SET PROBLEM: Copy all of the material exactly. Pictures are not to appear in the copy.

[START]

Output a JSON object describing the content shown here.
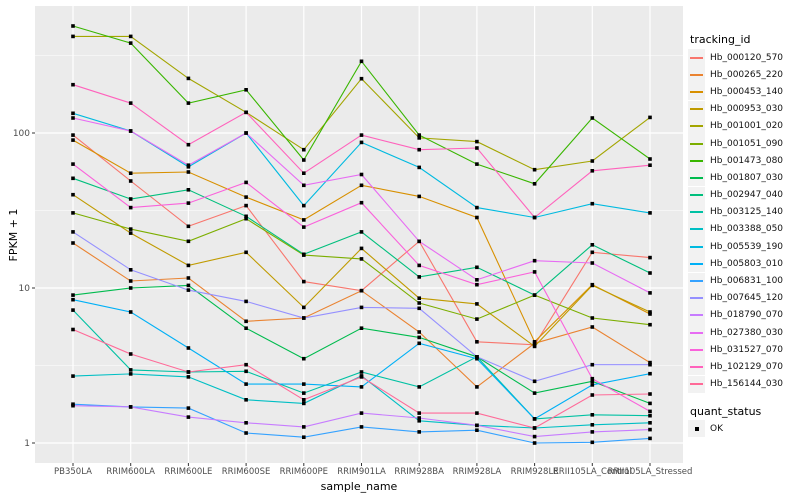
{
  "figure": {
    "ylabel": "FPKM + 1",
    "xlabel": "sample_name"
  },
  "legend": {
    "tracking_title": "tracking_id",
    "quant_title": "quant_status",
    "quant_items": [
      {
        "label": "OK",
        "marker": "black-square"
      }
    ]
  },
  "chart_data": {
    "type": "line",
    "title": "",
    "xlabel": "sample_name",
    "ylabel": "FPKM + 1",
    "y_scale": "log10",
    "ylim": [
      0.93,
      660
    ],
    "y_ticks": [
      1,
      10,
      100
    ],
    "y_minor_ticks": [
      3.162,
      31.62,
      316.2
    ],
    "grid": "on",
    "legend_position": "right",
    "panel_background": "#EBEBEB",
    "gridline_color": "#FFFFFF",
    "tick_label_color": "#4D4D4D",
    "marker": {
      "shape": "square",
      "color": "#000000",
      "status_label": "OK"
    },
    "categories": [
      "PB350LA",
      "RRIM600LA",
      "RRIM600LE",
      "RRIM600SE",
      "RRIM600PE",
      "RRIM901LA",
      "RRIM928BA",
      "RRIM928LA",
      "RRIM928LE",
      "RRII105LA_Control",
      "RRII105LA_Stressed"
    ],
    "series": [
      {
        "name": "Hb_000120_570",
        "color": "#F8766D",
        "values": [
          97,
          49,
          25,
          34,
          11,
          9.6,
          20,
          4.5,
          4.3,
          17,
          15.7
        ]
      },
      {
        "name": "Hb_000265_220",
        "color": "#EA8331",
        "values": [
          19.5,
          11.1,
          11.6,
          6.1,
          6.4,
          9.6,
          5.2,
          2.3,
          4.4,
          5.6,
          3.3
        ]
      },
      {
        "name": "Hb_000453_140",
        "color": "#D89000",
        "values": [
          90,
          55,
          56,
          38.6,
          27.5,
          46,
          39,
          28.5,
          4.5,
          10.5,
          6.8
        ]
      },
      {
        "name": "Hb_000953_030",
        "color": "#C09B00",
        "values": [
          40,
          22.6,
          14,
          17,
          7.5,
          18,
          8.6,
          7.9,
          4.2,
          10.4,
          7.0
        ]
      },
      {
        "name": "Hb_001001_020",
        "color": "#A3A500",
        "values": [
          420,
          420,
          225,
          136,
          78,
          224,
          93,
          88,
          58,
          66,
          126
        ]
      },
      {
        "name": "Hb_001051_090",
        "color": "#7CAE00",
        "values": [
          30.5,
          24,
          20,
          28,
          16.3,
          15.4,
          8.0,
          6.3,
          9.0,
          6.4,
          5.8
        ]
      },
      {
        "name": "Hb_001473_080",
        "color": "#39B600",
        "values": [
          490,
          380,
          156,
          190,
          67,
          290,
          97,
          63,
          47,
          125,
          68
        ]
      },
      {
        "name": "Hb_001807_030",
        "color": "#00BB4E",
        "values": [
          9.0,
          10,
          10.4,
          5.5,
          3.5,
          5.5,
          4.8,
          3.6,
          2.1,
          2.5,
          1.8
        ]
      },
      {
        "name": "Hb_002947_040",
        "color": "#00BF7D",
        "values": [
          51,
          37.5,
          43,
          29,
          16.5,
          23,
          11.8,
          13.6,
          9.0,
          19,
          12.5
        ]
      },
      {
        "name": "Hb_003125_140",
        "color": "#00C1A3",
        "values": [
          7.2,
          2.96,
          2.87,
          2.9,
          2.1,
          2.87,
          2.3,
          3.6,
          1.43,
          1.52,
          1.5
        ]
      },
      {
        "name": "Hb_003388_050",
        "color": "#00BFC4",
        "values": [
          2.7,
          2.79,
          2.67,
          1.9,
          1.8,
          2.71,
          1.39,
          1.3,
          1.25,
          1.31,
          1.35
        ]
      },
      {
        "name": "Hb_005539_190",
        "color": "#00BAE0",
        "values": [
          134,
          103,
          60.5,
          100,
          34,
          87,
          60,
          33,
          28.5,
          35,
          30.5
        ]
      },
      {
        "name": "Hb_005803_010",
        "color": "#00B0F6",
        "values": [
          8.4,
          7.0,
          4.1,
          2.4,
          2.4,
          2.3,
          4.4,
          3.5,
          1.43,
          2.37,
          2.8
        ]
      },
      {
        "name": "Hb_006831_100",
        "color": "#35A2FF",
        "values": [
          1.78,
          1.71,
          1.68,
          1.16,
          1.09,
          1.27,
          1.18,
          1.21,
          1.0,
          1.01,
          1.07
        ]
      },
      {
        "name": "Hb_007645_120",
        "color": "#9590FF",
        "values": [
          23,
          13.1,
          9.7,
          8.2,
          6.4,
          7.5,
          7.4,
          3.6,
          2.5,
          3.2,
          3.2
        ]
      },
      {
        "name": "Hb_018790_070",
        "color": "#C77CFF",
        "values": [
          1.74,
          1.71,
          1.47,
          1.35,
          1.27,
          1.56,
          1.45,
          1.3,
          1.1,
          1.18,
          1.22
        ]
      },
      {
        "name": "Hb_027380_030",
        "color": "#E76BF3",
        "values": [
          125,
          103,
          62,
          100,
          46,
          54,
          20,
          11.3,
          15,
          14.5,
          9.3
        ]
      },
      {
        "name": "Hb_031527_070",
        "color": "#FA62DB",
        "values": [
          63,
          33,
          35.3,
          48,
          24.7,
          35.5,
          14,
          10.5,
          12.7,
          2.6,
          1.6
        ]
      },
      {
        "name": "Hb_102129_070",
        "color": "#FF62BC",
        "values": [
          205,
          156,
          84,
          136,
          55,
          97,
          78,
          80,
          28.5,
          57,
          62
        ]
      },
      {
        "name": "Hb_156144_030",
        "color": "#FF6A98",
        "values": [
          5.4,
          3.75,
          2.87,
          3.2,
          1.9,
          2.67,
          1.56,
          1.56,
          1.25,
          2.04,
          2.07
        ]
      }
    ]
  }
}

[END]

CORRECT RESULT:
Output a JSON object describing the content shown here.
{
  "figure": {
    "ylabel": "FPKM + 1",
    "xlabel": "sample_name"
  },
  "legend": {
    "tracking_title": "tracking_id",
    "quant_title": "quant_status",
    "quant_items": [
      {
        "label": "OK",
        "marker": "black-square"
      }
    ]
  },
  "chart_data": {
    "type": "line",
    "title": "",
    "xlabel": "sample_name",
    "ylabel": "FPKM + 1",
    "y_scale": "log10",
    "ylim": [
      0.93,
      660
    ],
    "y_ticks": [
      1,
      10,
      100
    ],
    "y_minor_ticks": [
      3.162,
      31.62,
      316.2
    ],
    "grid": "on",
    "legend_position": "right",
    "panel_background": "#EBEBEB",
    "gridline_color": "#FFFFFF",
    "tick_label_color": "#4D4D4D",
    "marker": {
      "shape": "square",
      "color": "#000000",
      "status_label": "OK"
    },
    "categories": [
      "PB350LA",
      "RRIM600LA",
      "RRIM600LE",
      "RRIM600SE",
      "RRIM600PE",
      "RRIM901LA",
      "RRIM928BA",
      "RRIM928LA",
      "RRIM928LE",
      "RRII105LA_Control",
      "RRII105LA_Stressed"
    ],
    "series": [
      {
        "name": "Hb_000120_570",
        "color": "#F8766D",
        "values": [
          97,
          49,
          25,
          34,
          11,
          9.6,
          20,
          4.5,
          4.3,
          17,
          15.7
        ]
      },
      {
        "name": "Hb_000265_220",
        "color": "#EA8331",
        "values": [
          19.5,
          11.1,
          11.6,
          6.1,
          6.4,
          9.6,
          5.2,
          2.3,
          4.4,
          5.6,
          3.3
        ]
      },
      {
        "name": "Hb_000453_140",
        "color": "#D89000",
        "values": [
          90,
          55,
          56,
          38.6,
          27.5,
          46,
          39,
          28.5,
          4.5,
          10.5,
          6.8
        ]
      },
      {
        "name": "Hb_000953_030",
        "color": "#C09B00",
        "values": [
          40,
          22.6,
          14,
          17,
          7.5,
          18,
          8.6,
          7.9,
          4.2,
          10.4,
          7.0
        ]
      },
      {
        "name": "Hb_001001_020",
        "color": "#A3A500",
        "values": [
          420,
          420,
          225,
          136,
          78,
          224,
          93,
          88,
          58,
          66,
          126
        ]
      },
      {
        "name": "Hb_001051_090",
        "color": "#7CAE00",
        "values": [
          30.5,
          24,
          20,
          28,
          16.3,
          15.4,
          8.0,
          6.3,
          9.0,
          6.4,
          5.8
        ]
      },
      {
        "name": "Hb_001473_080",
        "color": "#39B600",
        "values": [
          490,
          380,
          156,
          190,
          67,
          290,
          97,
          63,
          47,
          125,
          68
        ]
      },
      {
        "name": "Hb_001807_030",
        "color": "#00BB4E",
        "values": [
          9.0,
          10,
          10.4,
          5.5,
          3.5,
          5.5,
          4.8,
          3.6,
          2.1,
          2.5,
          1.8
        ]
      },
      {
        "name": "Hb_002947_040",
        "color": "#00BF7D",
        "values": [
          51,
          37.5,
          43,
          29,
          16.5,
          23,
          11.8,
          13.6,
          9.0,
          19,
          12.5
        ]
      },
      {
        "name": "Hb_003125_140",
        "color": "#00C1A3",
        "values": [
          7.2,
          2.96,
          2.87,
          2.9,
          2.1,
          2.87,
          2.3,
          3.6,
          1.43,
          1.52,
          1.5
        ]
      },
      {
        "name": "Hb_003388_050",
        "color": "#00BFC4",
        "values": [
          2.7,
          2.79,
          2.67,
          1.9,
          1.8,
          2.71,
          1.39,
          1.3,
          1.25,
          1.31,
          1.35
        ]
      },
      {
        "name": "Hb_005539_190",
        "color": "#00BAE0",
        "values": [
          134,
          103,
          60.5,
          100,
          34,
          87,
          60,
          33,
          28.5,
          35,
          30.5
        ]
      },
      {
        "name": "Hb_005803_010",
        "color": "#00B0F6",
        "values": [
          8.4,
          7.0,
          4.1,
          2.4,
          2.4,
          2.3,
          4.4,
          3.5,
          1.43,
          2.37,
          2.8
        ]
      },
      {
        "name": "Hb_006831_100",
        "color": "#35A2FF",
        "values": [
          1.78,
          1.71,
          1.68,
          1.16,
          1.09,
          1.27,
          1.18,
          1.21,
          1.0,
          1.01,
          1.07
        ]
      },
      {
        "name": "Hb_007645_120",
        "color": "#9590FF",
        "values": [
          23,
          13.1,
          9.7,
          8.2,
          6.4,
          7.5,
          7.4,
          3.6,
          2.5,
          3.2,
          3.2
        ]
      },
      {
        "name": "Hb_018790_070",
        "color": "#C77CFF",
        "values": [
          1.74,
          1.71,
          1.47,
          1.35,
          1.27,
          1.56,
          1.45,
          1.3,
          1.1,
          1.18,
          1.22
        ]
      },
      {
        "name": "Hb_027380_030",
        "color": "#E76BF3",
        "values": [
          125,
          103,
          62,
          100,
          46,
          54,
          20,
          11.3,
          15,
          14.5,
          9.3
        ]
      },
      {
        "name": "Hb_031527_070",
        "color": "#FA62DB",
        "values": [
          63,
          33,
          35.3,
          48,
          24.7,
          35.5,
          14,
          10.5,
          12.7,
          2.6,
          1.6
        ]
      },
      {
        "name": "Hb_102129_070",
        "color": "#FF62BC",
        "values": [
          205,
          156,
          84,
          136,
          55,
          97,
          78,
          80,
          28.5,
          57,
          62
        ]
      },
      {
        "name": "Hb_156144_030",
        "color": "#FF6A98",
        "values": [
          5.4,
          3.75,
          2.87,
          3.2,
          1.9,
          2.67,
          1.56,
          1.56,
          1.25,
          2.04,
          2.07
        ]
      }
    ]
  }
}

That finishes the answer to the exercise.